**Instructions to follow**
Locate the string "release" in the records below. Copy every line where it occurs.

**Source records**
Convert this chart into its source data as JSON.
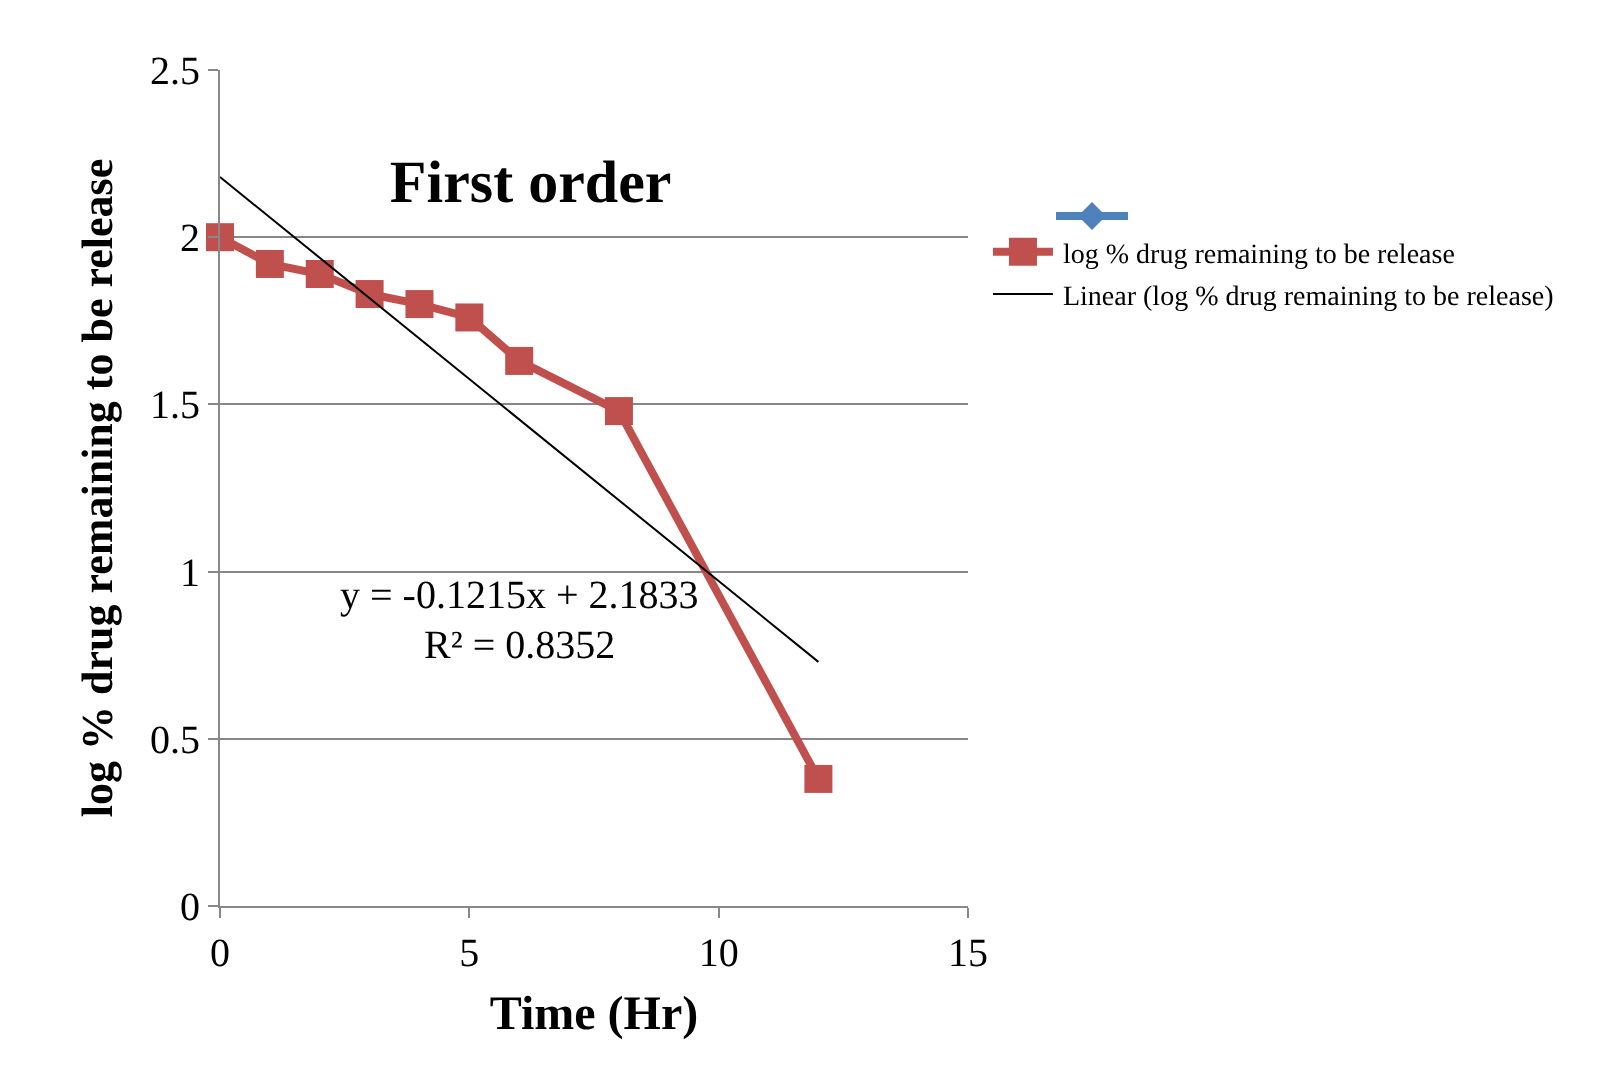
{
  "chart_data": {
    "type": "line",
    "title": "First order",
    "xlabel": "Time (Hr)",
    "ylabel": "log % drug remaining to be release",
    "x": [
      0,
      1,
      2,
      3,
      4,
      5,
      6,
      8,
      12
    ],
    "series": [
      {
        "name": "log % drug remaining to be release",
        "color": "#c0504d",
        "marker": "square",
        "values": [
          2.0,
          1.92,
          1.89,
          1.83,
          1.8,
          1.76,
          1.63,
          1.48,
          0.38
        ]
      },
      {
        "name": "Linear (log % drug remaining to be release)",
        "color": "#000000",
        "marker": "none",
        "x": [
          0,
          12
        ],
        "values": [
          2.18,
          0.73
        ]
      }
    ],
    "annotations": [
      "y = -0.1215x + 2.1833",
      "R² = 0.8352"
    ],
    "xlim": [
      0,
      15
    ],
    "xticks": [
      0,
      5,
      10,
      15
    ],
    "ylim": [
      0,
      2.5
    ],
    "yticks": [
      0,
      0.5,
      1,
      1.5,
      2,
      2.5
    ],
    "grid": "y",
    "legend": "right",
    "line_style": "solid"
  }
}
* * *
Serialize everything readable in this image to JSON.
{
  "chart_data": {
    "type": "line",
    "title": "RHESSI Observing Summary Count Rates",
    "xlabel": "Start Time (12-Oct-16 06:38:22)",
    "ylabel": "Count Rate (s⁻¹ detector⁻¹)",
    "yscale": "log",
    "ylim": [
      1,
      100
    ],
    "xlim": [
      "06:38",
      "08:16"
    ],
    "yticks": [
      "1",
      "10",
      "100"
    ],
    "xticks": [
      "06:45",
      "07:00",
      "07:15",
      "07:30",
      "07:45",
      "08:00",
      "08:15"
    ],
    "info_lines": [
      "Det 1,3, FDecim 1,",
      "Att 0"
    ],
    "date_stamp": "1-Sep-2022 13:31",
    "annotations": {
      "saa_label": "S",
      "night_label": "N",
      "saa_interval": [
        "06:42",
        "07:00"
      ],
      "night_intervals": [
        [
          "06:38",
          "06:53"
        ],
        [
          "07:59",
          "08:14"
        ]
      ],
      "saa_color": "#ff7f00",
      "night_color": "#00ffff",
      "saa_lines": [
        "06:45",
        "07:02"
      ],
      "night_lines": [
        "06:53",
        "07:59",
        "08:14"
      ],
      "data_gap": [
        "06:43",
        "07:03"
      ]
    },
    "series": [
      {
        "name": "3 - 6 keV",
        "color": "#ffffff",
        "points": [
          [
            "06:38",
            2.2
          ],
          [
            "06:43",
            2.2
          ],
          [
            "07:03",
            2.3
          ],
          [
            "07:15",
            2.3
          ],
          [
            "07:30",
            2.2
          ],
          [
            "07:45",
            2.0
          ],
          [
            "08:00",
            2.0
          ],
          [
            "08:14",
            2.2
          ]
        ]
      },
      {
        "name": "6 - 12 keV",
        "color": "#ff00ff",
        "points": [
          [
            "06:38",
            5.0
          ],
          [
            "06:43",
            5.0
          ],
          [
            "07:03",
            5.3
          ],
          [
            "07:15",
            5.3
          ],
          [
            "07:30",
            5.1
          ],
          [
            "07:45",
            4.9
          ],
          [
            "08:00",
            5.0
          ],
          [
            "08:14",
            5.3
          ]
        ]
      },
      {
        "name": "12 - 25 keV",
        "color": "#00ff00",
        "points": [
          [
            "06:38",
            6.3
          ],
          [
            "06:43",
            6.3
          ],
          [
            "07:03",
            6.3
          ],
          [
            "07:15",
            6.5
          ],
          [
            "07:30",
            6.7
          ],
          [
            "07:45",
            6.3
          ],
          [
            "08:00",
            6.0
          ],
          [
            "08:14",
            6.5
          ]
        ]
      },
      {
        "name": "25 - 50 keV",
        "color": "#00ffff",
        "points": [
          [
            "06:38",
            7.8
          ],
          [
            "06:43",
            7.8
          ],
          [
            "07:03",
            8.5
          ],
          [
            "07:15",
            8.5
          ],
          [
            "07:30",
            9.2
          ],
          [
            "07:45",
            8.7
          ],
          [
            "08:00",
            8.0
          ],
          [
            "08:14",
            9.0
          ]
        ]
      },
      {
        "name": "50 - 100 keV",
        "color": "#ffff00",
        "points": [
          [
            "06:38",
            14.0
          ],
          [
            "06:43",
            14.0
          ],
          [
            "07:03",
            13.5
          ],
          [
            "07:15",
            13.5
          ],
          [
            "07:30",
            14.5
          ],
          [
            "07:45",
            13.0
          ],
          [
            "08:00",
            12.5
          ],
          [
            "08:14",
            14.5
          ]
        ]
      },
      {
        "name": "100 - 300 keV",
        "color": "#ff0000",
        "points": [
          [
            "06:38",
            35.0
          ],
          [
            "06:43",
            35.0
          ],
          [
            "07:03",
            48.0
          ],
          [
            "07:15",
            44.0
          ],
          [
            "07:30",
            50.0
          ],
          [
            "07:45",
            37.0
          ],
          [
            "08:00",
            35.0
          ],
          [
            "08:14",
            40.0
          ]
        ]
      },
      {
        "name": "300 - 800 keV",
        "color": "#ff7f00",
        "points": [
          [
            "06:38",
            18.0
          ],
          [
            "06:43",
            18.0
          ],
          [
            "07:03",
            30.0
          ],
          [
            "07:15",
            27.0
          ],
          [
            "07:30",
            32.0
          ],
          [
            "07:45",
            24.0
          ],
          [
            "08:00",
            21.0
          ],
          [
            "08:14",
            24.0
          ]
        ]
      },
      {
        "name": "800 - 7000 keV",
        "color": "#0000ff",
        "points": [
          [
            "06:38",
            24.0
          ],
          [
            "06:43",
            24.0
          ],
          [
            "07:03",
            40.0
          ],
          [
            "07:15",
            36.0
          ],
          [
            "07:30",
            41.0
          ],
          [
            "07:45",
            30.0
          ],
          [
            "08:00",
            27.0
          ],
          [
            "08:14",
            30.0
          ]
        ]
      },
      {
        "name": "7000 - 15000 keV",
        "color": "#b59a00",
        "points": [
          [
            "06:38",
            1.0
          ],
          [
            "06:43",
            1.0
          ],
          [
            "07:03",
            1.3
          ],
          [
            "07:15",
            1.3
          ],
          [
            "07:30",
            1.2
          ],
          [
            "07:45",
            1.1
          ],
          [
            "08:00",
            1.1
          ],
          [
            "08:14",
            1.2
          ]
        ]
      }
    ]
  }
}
--
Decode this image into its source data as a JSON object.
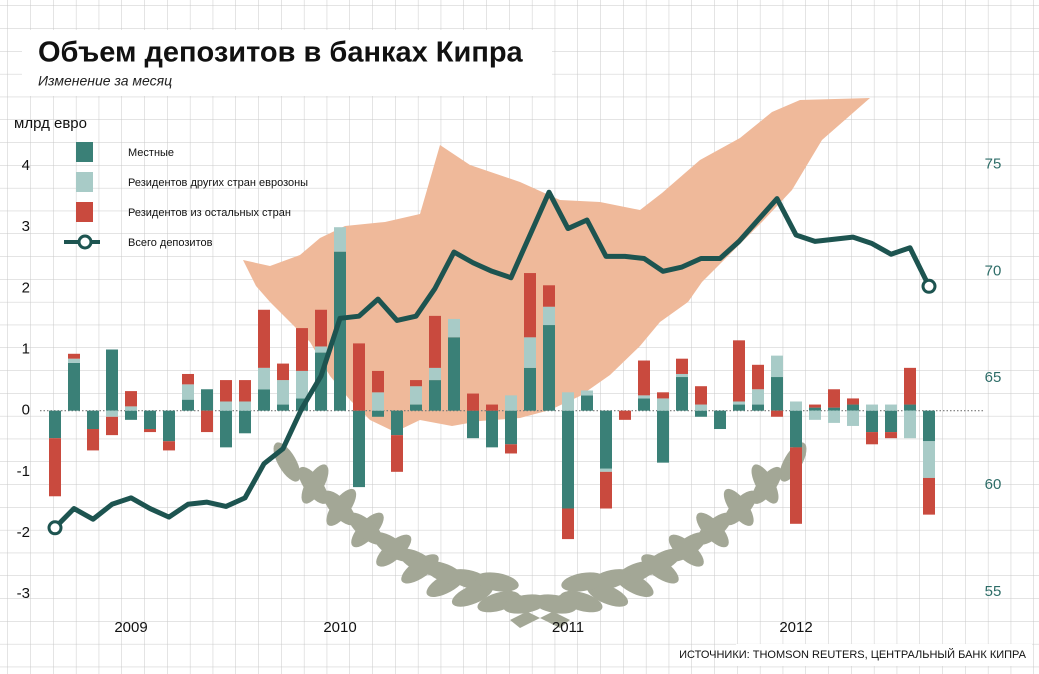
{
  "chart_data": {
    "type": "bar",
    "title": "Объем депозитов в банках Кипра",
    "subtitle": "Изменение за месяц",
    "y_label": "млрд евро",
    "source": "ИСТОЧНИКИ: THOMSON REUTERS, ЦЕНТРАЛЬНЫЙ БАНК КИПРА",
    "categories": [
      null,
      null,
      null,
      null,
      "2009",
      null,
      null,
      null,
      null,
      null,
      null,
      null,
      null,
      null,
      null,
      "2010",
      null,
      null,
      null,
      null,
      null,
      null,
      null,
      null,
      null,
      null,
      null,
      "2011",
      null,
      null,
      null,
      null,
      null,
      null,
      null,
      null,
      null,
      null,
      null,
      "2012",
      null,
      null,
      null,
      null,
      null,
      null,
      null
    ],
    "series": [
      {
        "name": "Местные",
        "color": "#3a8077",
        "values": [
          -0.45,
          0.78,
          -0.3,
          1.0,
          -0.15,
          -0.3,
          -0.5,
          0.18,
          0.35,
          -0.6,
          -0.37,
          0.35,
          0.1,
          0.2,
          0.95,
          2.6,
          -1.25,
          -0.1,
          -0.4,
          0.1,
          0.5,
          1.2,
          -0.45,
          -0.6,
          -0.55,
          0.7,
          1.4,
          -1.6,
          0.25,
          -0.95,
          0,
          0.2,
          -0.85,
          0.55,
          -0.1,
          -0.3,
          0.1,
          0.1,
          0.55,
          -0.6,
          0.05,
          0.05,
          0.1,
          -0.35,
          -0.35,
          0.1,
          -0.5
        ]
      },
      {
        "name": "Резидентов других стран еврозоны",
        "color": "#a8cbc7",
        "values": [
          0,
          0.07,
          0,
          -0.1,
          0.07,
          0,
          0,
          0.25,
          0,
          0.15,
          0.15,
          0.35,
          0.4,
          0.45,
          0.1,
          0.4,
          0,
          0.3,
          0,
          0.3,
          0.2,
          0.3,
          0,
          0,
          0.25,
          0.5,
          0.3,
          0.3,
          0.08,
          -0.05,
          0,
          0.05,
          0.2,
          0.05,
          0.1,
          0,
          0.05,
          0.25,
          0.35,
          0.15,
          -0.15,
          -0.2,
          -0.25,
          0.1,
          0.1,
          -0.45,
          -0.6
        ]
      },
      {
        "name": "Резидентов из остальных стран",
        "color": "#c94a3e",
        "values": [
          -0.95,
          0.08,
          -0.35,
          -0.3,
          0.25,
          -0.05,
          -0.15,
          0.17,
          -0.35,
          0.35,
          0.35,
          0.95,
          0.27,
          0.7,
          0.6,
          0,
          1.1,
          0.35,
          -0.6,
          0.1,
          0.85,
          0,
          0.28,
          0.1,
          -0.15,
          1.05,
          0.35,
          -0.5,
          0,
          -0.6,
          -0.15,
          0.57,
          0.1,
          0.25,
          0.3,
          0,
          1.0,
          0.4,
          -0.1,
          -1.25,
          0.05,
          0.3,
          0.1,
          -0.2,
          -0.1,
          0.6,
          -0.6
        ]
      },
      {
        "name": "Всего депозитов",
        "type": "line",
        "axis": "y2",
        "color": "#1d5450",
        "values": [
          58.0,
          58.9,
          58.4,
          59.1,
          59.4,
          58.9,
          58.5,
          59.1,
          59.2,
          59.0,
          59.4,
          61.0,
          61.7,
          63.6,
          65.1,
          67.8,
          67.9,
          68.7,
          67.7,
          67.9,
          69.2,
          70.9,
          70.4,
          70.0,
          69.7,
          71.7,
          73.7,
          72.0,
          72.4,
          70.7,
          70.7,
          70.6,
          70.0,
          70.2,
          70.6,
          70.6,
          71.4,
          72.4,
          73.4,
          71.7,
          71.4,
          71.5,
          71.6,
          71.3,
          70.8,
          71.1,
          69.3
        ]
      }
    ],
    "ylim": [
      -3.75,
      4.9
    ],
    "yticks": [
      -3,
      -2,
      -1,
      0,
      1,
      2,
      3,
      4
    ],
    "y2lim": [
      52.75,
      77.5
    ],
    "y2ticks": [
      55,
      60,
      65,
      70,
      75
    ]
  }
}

**Finished task**
    "ylabel": "log % drug remaining to be release",
        "name": "log % drug remaining to be release",
        "name": "Linear (log % drug remaining to be release)",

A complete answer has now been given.